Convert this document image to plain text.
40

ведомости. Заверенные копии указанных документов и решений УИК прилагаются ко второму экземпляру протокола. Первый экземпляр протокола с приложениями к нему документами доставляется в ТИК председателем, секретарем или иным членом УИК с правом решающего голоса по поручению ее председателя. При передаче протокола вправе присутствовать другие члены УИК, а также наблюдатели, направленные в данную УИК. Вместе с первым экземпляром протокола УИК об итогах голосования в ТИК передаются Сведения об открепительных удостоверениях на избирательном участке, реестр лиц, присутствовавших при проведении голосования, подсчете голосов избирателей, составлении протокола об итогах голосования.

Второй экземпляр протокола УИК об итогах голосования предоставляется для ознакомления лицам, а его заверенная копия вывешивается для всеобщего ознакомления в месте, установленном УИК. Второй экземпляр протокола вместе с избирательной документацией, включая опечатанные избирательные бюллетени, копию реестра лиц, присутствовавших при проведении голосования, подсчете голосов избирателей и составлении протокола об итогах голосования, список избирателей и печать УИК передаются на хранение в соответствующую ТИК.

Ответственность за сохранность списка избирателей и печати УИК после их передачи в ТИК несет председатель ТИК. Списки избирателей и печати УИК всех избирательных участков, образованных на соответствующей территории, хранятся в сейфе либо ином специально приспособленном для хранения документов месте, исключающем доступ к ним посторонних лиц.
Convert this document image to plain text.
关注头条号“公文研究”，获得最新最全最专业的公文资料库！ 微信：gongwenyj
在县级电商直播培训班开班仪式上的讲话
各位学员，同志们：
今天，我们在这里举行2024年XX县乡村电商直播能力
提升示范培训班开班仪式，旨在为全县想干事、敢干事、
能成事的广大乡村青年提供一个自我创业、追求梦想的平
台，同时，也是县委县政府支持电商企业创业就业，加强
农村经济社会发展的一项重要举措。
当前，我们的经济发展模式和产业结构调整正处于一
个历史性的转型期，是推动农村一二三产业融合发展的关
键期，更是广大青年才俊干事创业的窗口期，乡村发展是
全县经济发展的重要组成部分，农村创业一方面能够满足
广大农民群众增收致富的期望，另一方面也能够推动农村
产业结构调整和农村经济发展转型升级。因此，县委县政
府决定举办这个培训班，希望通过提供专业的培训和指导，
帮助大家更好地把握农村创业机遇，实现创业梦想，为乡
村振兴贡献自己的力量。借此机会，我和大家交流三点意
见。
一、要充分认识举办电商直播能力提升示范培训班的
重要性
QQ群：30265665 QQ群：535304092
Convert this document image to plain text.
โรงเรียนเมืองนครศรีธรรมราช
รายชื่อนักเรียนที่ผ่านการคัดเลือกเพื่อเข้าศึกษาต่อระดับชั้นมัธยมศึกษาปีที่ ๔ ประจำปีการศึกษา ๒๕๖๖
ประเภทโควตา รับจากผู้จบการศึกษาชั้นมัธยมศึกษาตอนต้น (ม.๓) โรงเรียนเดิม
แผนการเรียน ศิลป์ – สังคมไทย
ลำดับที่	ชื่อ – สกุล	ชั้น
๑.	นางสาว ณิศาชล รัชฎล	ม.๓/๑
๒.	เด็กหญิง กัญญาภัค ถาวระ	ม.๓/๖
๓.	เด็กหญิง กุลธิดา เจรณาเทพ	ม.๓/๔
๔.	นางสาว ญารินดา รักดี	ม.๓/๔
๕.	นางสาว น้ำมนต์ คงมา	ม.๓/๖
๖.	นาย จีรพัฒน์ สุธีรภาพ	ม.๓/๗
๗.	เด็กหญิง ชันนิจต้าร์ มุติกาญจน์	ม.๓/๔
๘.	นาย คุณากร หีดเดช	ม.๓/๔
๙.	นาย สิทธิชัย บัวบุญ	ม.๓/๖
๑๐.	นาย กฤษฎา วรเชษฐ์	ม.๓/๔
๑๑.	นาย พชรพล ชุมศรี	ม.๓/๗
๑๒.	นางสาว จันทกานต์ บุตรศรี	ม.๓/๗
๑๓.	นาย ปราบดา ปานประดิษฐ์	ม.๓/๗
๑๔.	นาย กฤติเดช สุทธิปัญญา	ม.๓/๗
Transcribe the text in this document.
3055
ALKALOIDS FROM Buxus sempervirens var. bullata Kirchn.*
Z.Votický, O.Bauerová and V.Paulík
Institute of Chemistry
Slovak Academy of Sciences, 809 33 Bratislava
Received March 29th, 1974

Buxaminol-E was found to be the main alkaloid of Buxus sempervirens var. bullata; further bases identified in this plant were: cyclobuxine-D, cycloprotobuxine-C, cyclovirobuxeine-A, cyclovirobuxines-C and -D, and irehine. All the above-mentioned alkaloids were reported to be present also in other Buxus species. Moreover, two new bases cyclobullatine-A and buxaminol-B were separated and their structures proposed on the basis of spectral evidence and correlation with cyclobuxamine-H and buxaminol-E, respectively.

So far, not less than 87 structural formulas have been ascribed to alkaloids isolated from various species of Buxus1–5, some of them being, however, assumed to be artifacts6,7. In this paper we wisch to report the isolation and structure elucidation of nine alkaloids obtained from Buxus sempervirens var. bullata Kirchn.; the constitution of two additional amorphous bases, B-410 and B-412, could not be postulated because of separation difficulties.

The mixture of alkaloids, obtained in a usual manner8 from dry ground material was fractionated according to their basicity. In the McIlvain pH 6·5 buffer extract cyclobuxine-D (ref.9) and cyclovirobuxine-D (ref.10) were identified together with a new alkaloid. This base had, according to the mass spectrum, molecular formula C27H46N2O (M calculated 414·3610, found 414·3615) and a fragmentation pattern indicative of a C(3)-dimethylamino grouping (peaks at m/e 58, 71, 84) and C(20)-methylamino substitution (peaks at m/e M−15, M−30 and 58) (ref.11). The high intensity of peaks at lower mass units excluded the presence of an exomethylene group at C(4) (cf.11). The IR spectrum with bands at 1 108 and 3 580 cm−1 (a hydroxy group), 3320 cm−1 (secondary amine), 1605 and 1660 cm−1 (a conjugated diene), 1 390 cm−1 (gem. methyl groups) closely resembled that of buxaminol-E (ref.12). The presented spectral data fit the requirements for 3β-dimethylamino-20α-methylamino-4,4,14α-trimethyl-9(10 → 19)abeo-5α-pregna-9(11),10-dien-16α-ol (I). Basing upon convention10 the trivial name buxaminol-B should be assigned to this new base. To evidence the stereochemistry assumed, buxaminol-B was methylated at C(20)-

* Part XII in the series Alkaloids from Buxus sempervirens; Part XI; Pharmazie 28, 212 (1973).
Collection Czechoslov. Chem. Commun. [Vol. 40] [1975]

★ ★ ★

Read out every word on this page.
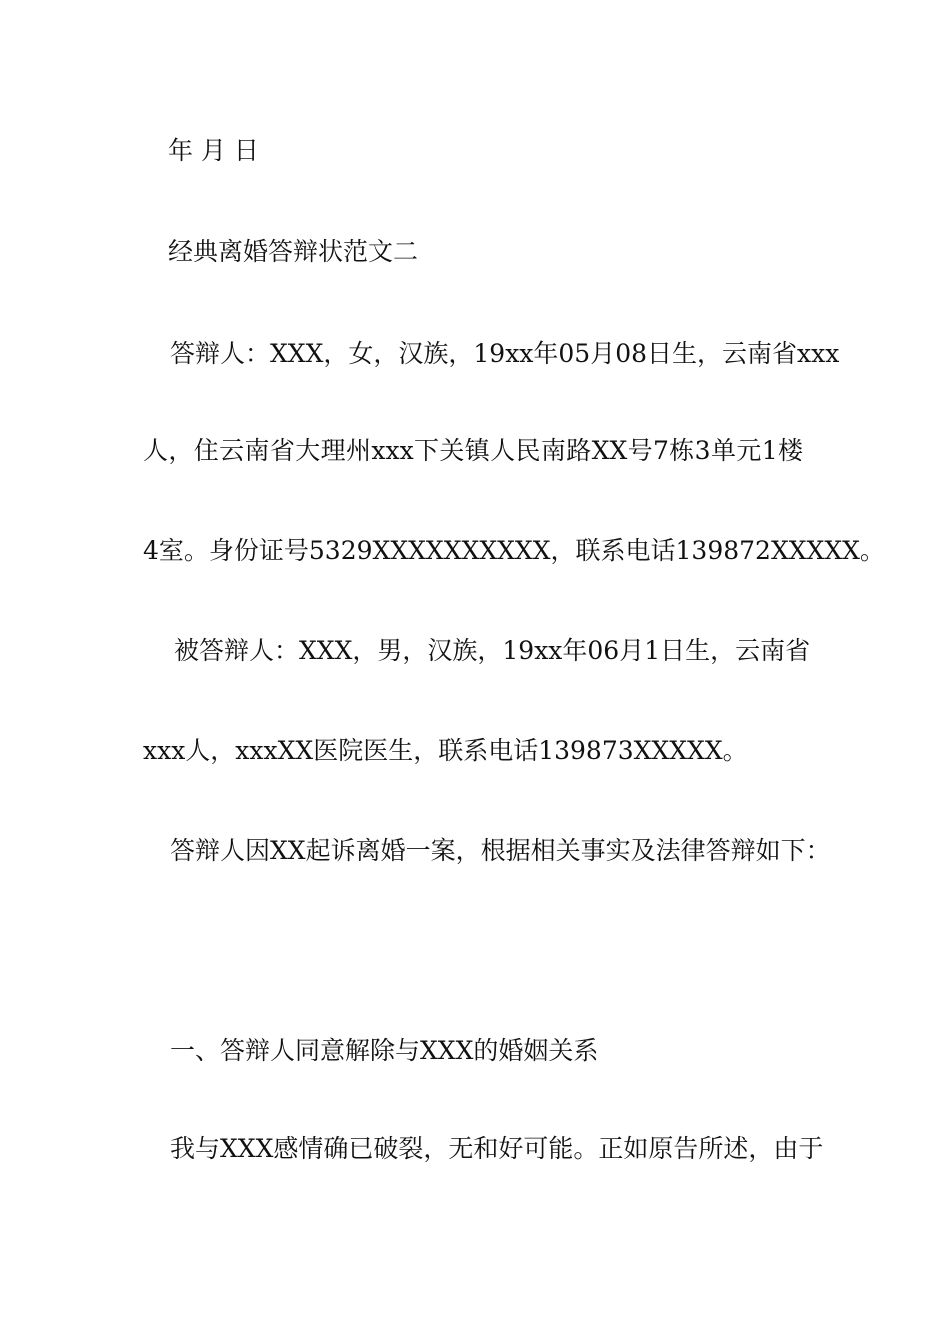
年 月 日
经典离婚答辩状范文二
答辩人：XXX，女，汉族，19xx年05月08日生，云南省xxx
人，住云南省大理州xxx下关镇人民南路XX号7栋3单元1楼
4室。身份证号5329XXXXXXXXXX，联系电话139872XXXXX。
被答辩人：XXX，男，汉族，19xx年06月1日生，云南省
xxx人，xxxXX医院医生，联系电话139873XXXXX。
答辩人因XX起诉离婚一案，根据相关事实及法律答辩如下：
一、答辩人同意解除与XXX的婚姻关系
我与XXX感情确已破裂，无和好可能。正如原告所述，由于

★ ★ ★

- **Exercise prompt**
Write out every line from the entries where "buxaminol" appears.

- **Solution to the problem**
Buxaminol-E was found to be the main alkaloid of Buxus sempervirens var. bullata; further bases identified in this plant were: cyclobuxine-D, cycloprotobuxine-C, cyclovirobuxeine-A, cyclovirobuxines-C and -D, and irehine. All the above-mentioned alkaloids were reported to be present also in other Buxus species. Moreover, two new bases cyclobullatine-A and buxaminol-B were separated and their structures proposed on the basis of spectral evidence and correlation with cyclobuxamine-H and buxaminol-E, respectively.
The mixture of alkaloids, obtained in a usual manner8 from dry ground material was fractionated according to their basicity. In the McIlvain pH 6·5 buffer extract cyclobuxine-D (ref.9) and cyclovirobuxine-D (ref.10) were identified together with a new alkaloid. This base had, according to the mass spectrum, molecular formula C27H46N2O (M calculated 414·3610, found 414·3615) and a fragmentation pattern indicative of a C(3)-dimethylamino grouping (peaks at m/e 58, 71, 84) and C(20)-methylamino substitution (peaks at m/e M−15, M−30 and 58) (ref.11). The high intensity of peaks at lower mass units excluded the presence of an exomethylene group at C(4) (cf.11). The IR spectrum with bands at 1 108 and 3 580 cm−1 (a hydroxy group), 3320 cm−1 (secondary amine), 1605 and 1660 cm−1 (a conjugated diene), 1 390 cm−1 (gem. methyl groups) closely resembled that of buxaminol-E (ref.12). The presented spectral data fit the requirements for 3β-dimethylamino-20α-methylamino-4,4,14α-trimethyl-9(10 → 19)abeo-5α-pregna-9(11),10-dien-16α-ol (I). Basing upon convention10 the trivial name buxaminol-B should be assigned to this new base. To evidence the stereochemistry assumed, buxaminol-B was methylated at C(20)-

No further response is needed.